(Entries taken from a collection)
= = = =

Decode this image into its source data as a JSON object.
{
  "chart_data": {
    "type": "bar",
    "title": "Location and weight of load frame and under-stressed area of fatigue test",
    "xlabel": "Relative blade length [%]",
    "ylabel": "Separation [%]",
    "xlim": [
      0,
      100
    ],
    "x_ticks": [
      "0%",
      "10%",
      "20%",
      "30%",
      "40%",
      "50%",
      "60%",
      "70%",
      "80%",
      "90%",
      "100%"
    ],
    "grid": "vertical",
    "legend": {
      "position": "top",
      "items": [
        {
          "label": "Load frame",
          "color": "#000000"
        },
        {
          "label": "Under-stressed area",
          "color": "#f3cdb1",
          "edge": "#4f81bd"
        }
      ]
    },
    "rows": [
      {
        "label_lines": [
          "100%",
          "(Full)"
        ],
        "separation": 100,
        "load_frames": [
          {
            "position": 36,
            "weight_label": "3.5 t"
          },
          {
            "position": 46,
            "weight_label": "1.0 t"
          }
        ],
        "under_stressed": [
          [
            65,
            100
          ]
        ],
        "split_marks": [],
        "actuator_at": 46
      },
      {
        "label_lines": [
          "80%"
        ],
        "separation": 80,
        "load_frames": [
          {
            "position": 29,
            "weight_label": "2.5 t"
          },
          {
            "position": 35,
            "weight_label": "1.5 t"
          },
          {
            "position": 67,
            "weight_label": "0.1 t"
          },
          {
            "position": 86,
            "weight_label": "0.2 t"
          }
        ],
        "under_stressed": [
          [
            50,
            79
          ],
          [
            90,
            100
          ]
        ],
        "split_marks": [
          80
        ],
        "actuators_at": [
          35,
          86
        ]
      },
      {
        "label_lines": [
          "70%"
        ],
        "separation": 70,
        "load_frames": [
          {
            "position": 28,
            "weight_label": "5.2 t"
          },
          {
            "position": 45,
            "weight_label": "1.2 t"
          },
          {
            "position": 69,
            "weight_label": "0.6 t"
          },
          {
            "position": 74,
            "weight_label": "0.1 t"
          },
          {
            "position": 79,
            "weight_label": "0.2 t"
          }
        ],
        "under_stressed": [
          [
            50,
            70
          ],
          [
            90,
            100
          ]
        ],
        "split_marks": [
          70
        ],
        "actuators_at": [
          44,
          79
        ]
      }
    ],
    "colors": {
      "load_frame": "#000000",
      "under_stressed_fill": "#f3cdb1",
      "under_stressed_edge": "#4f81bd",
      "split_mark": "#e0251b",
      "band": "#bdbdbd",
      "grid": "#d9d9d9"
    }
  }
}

= = = =

AIM ->
All lines above containing the string "area" are to be collected.

SOLUTION TO THE EXERCISE ->
    "title": "Location and weight of load frame and under-stressed area of fatigue test",
          "label": "Under-stressed area",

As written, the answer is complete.